■ SUPPLIED DATA:
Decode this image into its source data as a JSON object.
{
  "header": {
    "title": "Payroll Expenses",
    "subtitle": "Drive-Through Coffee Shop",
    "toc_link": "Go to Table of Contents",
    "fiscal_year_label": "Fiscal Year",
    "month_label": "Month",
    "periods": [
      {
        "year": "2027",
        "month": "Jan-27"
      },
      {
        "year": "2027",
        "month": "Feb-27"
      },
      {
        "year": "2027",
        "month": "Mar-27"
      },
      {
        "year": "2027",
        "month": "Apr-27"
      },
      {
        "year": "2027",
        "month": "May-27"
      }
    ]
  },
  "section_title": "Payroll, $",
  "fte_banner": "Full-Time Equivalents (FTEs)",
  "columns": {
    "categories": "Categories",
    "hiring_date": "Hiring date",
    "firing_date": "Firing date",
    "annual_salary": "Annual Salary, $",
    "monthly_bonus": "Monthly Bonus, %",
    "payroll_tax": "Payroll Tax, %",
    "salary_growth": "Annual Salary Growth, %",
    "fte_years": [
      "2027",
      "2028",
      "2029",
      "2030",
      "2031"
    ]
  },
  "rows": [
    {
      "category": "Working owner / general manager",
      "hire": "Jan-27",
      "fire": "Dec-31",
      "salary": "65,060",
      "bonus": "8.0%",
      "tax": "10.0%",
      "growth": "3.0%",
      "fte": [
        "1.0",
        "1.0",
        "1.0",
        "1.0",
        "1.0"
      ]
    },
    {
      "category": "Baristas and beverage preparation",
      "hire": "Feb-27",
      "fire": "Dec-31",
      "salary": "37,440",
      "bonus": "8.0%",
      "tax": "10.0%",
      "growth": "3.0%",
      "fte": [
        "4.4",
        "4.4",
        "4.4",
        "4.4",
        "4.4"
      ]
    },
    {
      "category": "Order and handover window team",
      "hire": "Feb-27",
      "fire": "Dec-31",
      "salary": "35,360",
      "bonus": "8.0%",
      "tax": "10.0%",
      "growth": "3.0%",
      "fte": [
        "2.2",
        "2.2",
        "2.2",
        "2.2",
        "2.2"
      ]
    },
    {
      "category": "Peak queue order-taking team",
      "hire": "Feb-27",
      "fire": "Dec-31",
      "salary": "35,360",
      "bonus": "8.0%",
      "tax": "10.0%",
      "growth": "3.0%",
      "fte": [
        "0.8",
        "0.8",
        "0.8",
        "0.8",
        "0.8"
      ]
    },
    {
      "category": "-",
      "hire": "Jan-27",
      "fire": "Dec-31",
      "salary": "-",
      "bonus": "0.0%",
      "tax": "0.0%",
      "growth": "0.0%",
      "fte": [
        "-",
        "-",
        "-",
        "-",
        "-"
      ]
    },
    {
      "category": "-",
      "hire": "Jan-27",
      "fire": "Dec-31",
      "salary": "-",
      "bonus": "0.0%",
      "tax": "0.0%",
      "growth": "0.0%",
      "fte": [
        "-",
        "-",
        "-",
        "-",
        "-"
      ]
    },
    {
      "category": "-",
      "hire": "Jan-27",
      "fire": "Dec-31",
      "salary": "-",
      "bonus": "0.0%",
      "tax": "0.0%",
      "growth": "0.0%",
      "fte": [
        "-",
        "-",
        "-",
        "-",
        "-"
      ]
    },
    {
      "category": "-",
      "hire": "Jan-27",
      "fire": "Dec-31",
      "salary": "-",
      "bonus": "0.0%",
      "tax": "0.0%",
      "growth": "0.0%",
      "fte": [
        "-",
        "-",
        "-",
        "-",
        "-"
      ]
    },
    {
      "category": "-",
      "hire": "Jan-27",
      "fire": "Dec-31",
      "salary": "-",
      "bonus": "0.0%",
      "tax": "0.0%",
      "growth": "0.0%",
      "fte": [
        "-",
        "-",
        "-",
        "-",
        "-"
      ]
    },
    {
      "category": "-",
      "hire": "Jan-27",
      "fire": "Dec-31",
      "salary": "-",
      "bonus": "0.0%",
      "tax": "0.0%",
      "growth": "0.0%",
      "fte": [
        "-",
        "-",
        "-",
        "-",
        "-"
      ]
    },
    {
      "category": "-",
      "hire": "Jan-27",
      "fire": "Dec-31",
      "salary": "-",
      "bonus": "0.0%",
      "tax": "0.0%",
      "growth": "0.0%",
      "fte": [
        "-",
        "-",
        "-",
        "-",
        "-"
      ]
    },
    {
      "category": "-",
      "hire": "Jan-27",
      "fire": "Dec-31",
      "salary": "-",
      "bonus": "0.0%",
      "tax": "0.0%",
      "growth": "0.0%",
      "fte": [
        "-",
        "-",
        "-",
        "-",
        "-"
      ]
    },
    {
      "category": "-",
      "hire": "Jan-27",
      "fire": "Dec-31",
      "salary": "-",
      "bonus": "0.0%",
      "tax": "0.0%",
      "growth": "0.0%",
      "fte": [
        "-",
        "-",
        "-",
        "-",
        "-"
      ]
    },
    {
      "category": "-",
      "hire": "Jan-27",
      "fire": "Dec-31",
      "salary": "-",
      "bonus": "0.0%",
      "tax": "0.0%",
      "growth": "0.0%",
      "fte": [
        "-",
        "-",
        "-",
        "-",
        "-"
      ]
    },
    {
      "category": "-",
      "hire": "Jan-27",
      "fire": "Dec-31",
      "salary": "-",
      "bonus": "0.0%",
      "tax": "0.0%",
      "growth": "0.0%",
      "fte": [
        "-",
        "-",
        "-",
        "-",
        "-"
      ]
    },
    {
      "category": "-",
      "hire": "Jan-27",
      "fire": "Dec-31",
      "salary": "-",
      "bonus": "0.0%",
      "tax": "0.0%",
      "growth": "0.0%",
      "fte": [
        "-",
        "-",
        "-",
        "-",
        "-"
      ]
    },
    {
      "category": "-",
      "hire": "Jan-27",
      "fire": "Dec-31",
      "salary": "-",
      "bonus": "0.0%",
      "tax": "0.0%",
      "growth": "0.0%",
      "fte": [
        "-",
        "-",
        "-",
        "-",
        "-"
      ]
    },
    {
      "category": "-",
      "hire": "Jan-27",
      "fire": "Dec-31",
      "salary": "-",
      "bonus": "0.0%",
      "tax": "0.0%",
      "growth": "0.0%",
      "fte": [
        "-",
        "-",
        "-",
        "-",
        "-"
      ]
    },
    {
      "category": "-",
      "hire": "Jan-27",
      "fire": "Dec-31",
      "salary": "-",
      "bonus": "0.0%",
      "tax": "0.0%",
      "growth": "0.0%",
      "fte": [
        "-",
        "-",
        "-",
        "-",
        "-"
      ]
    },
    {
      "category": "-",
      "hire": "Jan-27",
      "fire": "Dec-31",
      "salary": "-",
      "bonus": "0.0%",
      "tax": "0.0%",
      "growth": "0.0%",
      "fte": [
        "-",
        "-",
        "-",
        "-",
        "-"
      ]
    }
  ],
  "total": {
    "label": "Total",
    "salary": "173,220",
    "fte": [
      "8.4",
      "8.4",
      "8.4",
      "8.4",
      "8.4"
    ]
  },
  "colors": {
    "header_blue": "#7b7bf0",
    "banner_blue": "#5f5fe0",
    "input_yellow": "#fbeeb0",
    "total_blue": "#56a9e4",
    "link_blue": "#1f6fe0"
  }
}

■ THE REQUEST: Locate the lines above that hold the word "date". Show every one of them.

■ ANSWER IN FULL:
    "hiring_date": "Hiring date",
    "firing_date": "Firing date",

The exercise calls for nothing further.